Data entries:
· · · ·

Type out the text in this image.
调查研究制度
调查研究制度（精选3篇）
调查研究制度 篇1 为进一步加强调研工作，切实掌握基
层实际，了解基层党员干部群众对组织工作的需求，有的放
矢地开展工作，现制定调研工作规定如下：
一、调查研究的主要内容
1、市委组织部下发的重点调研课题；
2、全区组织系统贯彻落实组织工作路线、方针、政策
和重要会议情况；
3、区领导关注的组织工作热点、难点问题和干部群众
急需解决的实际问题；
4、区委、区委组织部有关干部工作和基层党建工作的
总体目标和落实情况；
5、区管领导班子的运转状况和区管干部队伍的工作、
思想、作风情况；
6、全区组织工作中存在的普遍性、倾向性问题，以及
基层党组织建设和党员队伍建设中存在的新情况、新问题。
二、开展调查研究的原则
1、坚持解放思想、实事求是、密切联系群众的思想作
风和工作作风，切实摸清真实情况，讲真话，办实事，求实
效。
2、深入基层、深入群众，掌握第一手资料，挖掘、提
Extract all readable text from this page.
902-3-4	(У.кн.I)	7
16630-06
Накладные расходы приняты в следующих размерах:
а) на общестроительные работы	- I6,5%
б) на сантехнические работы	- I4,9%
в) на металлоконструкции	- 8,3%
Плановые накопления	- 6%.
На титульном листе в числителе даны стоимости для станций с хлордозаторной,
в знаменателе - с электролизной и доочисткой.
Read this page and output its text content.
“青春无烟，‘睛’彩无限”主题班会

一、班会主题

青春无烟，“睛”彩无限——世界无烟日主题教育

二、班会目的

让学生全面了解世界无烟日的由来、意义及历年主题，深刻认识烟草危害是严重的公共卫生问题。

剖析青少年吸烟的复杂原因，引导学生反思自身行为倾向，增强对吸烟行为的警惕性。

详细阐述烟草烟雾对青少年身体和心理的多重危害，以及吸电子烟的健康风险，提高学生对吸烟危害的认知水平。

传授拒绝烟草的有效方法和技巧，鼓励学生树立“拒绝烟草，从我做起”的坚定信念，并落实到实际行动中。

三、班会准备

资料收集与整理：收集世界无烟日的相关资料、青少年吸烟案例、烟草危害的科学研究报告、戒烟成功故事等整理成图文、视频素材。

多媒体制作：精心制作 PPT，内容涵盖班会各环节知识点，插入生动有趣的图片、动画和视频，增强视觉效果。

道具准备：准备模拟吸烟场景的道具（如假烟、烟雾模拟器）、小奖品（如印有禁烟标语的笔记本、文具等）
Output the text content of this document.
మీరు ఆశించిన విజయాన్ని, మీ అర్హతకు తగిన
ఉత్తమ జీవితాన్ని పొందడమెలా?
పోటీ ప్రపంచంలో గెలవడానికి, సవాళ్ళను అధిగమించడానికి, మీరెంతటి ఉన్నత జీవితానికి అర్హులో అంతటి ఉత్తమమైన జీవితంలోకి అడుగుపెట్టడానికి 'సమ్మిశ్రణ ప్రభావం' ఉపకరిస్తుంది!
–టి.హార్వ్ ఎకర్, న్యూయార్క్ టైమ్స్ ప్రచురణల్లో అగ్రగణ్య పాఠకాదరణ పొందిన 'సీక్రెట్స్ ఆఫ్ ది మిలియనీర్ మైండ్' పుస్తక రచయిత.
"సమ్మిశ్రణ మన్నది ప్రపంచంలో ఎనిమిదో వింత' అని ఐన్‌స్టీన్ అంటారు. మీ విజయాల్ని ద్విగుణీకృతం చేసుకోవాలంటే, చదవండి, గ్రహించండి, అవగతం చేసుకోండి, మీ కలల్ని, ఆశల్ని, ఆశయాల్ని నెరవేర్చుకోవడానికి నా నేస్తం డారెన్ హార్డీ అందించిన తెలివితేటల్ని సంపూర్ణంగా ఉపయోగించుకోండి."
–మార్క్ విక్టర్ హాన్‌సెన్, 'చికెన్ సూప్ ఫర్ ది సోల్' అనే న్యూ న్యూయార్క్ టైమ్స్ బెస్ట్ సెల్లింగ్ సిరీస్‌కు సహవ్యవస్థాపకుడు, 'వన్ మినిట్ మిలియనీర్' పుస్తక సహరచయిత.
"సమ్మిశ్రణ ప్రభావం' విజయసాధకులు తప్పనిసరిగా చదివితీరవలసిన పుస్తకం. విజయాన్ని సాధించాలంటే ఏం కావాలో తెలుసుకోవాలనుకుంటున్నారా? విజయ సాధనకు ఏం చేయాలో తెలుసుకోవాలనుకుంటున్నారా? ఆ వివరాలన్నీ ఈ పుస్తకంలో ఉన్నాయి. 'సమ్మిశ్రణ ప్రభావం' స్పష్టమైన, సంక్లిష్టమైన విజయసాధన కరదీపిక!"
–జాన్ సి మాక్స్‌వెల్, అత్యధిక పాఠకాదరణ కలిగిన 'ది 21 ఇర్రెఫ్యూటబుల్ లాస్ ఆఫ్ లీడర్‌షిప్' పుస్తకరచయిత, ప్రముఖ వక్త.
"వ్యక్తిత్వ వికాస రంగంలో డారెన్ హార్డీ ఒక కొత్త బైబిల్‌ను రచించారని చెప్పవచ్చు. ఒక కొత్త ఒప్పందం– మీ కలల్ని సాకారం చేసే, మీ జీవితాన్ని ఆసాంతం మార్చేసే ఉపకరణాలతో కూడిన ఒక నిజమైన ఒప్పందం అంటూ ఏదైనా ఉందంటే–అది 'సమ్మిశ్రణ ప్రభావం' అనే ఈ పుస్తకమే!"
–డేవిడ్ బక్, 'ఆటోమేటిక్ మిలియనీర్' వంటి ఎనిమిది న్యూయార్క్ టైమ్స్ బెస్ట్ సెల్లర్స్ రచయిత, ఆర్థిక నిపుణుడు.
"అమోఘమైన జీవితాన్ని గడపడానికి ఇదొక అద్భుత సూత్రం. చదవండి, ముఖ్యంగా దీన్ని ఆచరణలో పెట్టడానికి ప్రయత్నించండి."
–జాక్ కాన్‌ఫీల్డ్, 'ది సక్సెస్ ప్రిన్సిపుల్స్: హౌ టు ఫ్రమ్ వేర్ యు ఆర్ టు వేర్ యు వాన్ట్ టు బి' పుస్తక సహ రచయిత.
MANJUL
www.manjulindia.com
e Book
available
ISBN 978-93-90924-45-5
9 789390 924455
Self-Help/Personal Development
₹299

· · · ·

## Direction
Search the data for the string "text". List each line that has it.

## Correct answer
Type out the text in this image.
Extract all readable text from this page.
Read this page and output its text content.
Output the text content of this document.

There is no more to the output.